▶ _WHAT TO WORK ON_:
In the records below, tally every line containing "Power". Report only the total.

▶ _ENTRIES SUPPLIED_:

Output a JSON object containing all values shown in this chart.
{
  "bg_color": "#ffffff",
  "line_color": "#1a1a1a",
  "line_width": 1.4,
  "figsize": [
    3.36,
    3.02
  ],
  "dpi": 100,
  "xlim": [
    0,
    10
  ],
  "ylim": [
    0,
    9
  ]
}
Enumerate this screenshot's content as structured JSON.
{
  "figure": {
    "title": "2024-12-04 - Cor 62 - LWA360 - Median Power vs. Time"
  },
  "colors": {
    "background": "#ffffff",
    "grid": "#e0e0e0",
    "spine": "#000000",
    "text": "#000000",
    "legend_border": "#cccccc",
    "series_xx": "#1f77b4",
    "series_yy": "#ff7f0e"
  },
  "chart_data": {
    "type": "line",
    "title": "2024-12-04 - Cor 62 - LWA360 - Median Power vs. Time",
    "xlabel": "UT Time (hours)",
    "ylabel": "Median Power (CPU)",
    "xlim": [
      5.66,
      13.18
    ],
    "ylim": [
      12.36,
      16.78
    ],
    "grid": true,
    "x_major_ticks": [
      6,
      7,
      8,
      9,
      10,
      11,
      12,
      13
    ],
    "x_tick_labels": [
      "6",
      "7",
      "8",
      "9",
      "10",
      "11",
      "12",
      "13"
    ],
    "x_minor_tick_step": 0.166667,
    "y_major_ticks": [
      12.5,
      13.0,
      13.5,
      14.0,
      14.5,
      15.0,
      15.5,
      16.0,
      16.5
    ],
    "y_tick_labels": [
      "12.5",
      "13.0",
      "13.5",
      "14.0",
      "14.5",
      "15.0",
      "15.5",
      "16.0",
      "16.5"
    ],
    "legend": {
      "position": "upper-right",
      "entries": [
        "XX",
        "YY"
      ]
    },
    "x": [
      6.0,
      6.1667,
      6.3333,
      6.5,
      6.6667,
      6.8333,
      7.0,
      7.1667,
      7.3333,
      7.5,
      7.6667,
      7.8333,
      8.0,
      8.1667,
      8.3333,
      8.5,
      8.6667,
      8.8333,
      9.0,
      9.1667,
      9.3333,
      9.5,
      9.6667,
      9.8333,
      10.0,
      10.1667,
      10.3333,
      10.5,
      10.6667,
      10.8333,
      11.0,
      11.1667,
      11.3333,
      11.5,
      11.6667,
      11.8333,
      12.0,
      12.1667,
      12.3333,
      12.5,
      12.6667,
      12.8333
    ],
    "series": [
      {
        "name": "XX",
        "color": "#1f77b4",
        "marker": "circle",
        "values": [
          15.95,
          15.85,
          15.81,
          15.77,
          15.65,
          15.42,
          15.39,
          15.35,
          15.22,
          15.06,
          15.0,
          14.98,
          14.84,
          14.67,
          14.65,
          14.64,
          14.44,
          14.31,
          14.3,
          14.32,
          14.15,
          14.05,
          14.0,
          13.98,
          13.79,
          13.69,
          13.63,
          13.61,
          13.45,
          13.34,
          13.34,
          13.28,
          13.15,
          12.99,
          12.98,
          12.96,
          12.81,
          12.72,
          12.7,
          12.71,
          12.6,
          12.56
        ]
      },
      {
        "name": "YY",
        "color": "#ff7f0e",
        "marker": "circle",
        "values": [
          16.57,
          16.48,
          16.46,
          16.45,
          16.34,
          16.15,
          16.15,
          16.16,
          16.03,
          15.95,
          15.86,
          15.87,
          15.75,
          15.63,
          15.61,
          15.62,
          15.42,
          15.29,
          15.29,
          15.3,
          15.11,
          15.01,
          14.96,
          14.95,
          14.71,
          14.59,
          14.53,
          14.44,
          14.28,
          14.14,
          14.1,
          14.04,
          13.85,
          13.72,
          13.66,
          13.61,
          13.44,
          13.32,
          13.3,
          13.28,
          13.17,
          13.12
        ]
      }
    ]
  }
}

▶ _CORRECT RESPONSE_:
3